- **YOUR OBJECTIVE**:
From the entries below, extract every line that includes the word "because".

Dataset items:
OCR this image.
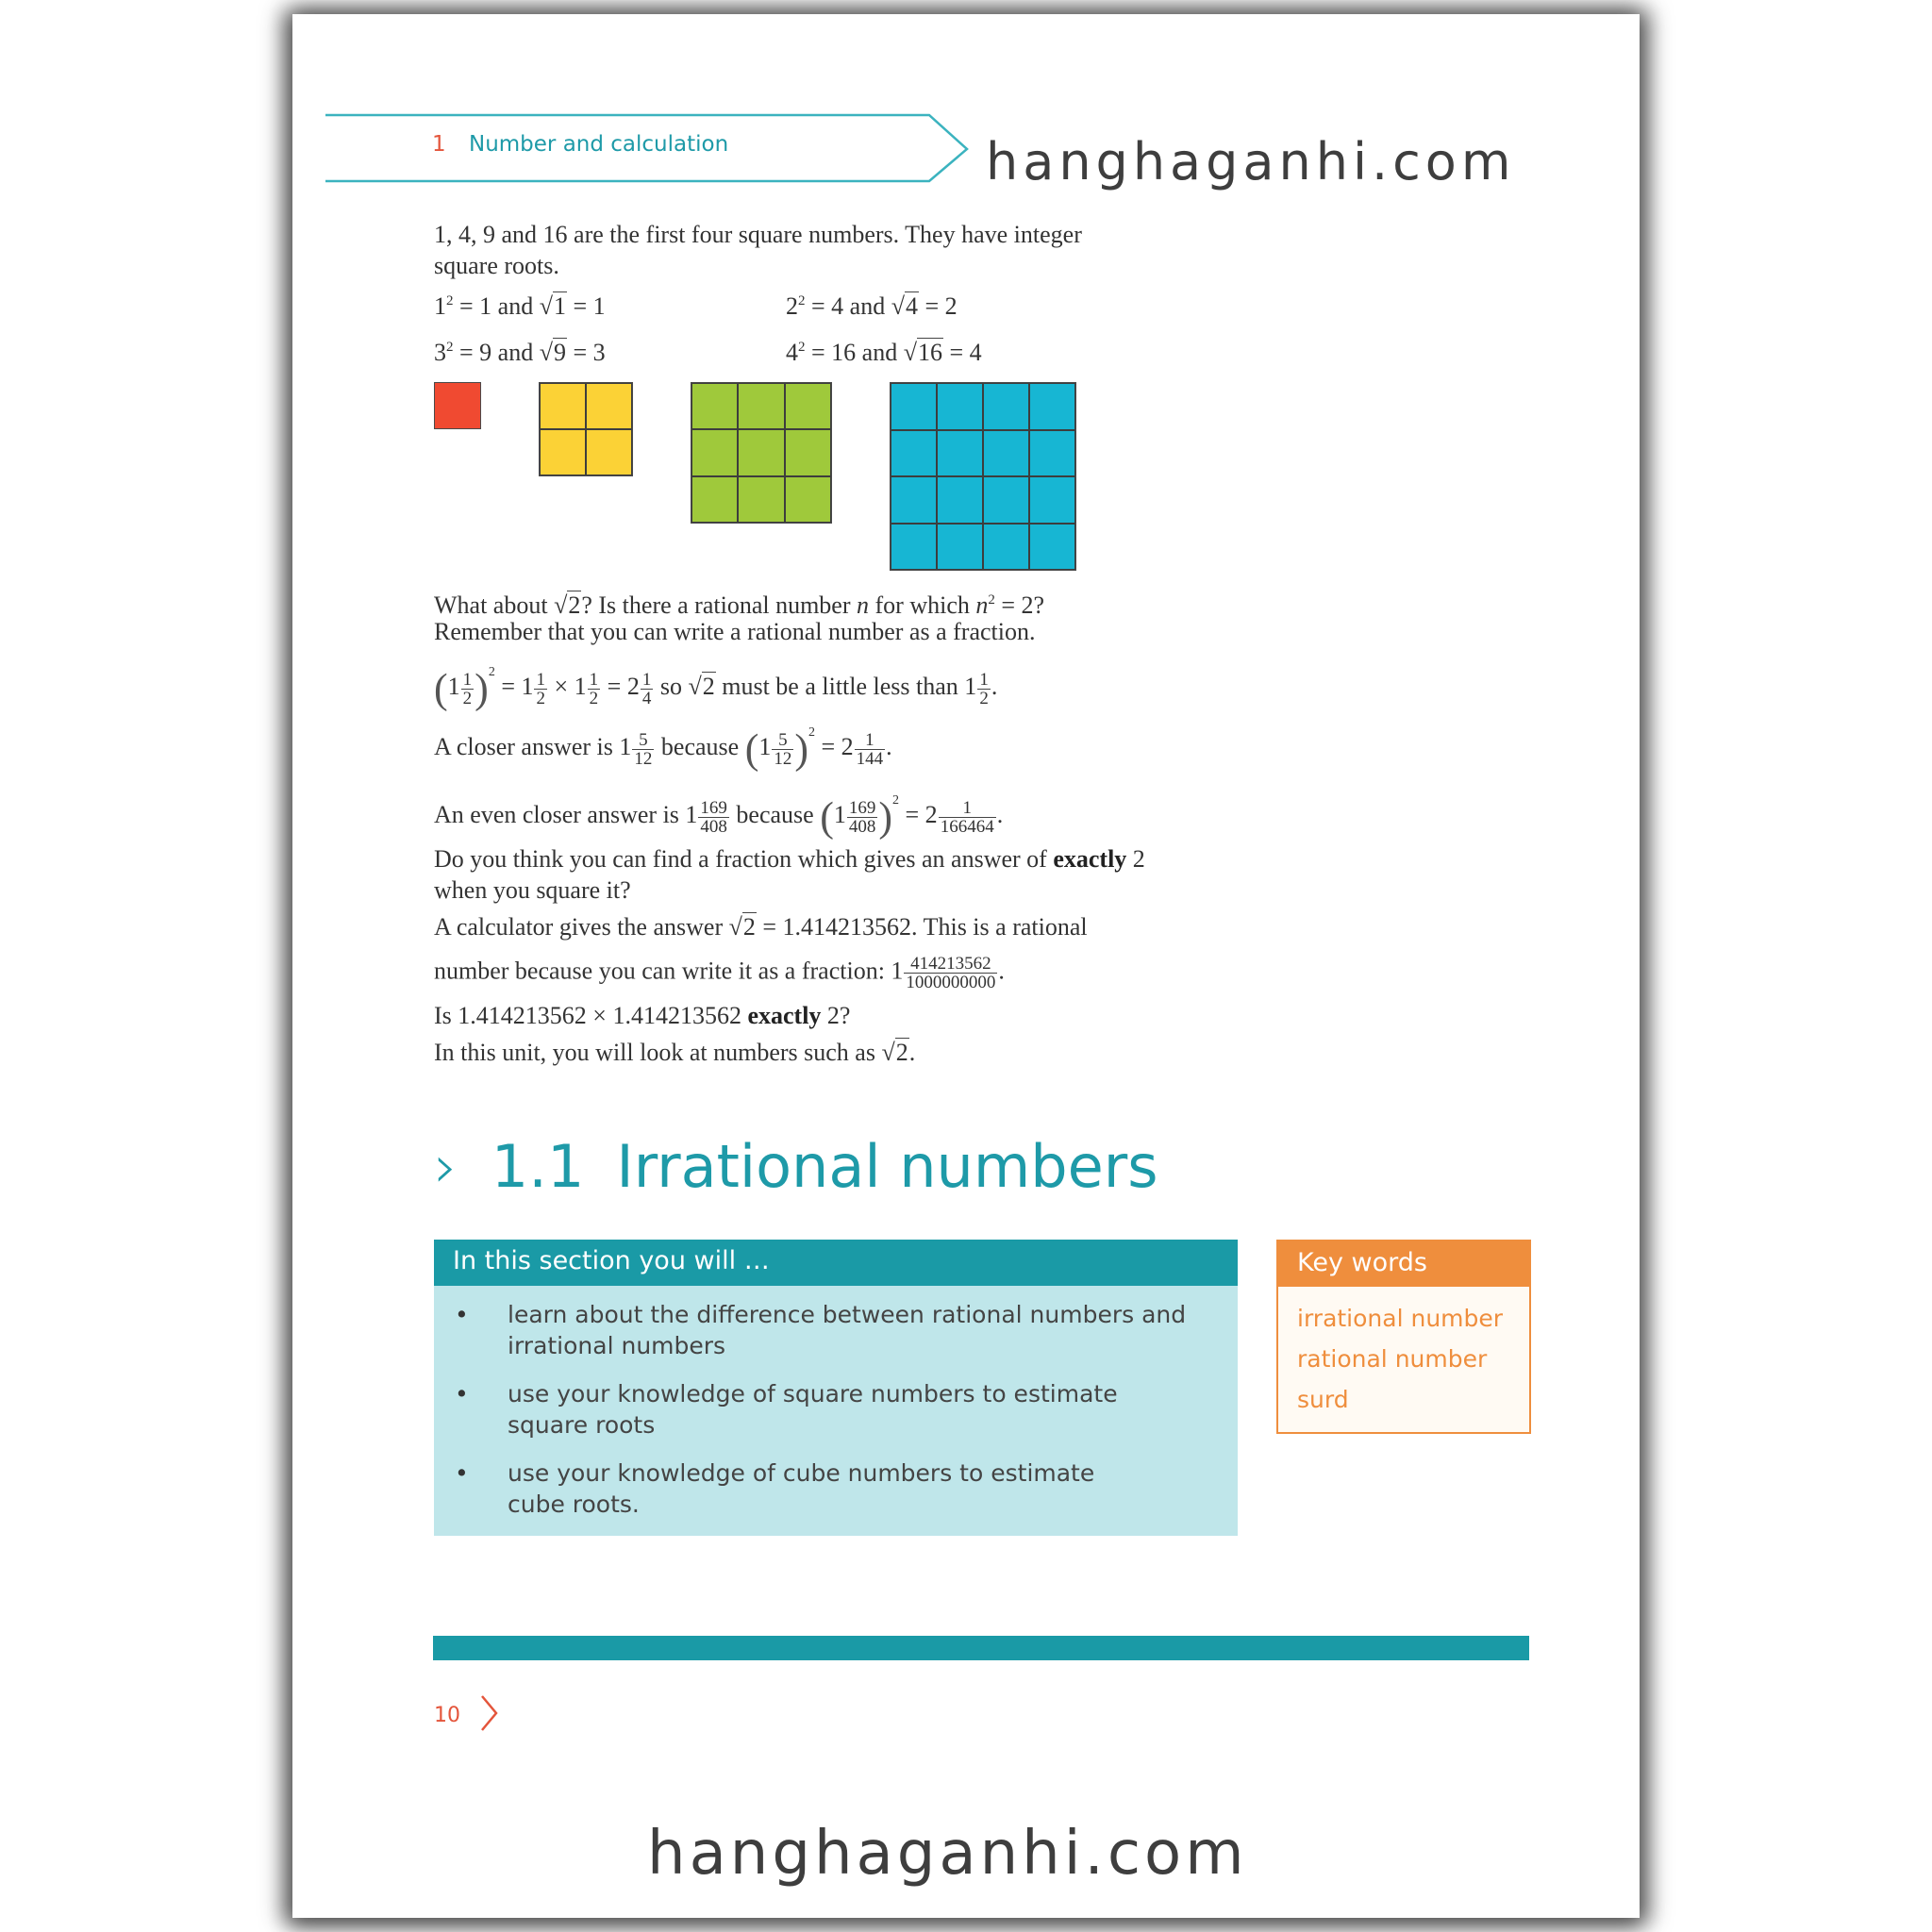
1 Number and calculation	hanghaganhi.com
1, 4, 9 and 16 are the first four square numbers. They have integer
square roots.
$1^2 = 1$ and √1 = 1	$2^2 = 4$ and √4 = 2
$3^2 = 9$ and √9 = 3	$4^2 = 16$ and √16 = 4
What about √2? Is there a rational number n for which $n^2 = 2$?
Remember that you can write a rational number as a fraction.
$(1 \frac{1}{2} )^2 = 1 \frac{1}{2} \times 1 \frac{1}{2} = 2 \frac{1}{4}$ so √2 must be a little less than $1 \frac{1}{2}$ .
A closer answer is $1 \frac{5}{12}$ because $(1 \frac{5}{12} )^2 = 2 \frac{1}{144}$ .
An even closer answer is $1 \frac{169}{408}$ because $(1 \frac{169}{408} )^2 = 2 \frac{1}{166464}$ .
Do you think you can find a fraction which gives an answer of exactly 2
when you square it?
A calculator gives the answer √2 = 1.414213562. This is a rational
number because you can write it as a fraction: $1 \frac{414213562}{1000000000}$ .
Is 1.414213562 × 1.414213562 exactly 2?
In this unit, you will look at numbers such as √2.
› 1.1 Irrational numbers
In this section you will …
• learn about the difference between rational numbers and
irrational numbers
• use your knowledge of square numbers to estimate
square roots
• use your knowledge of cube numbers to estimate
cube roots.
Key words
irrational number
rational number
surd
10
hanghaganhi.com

- **EXERCISE ANSWER**:
A closer answer is $1 \frac{5}{12}$ because $(1 \frac{5}{12} )^2 = 2 \frac{1}{144}$ .
An even closer answer is $1 \frac{169}{408}$ because $(1 \frac{169}{408} )^2 = 2 \frac{1}{166464}$ .
number because you can write it as a fraction: $1 \frac{414213562}{1000000000}$ .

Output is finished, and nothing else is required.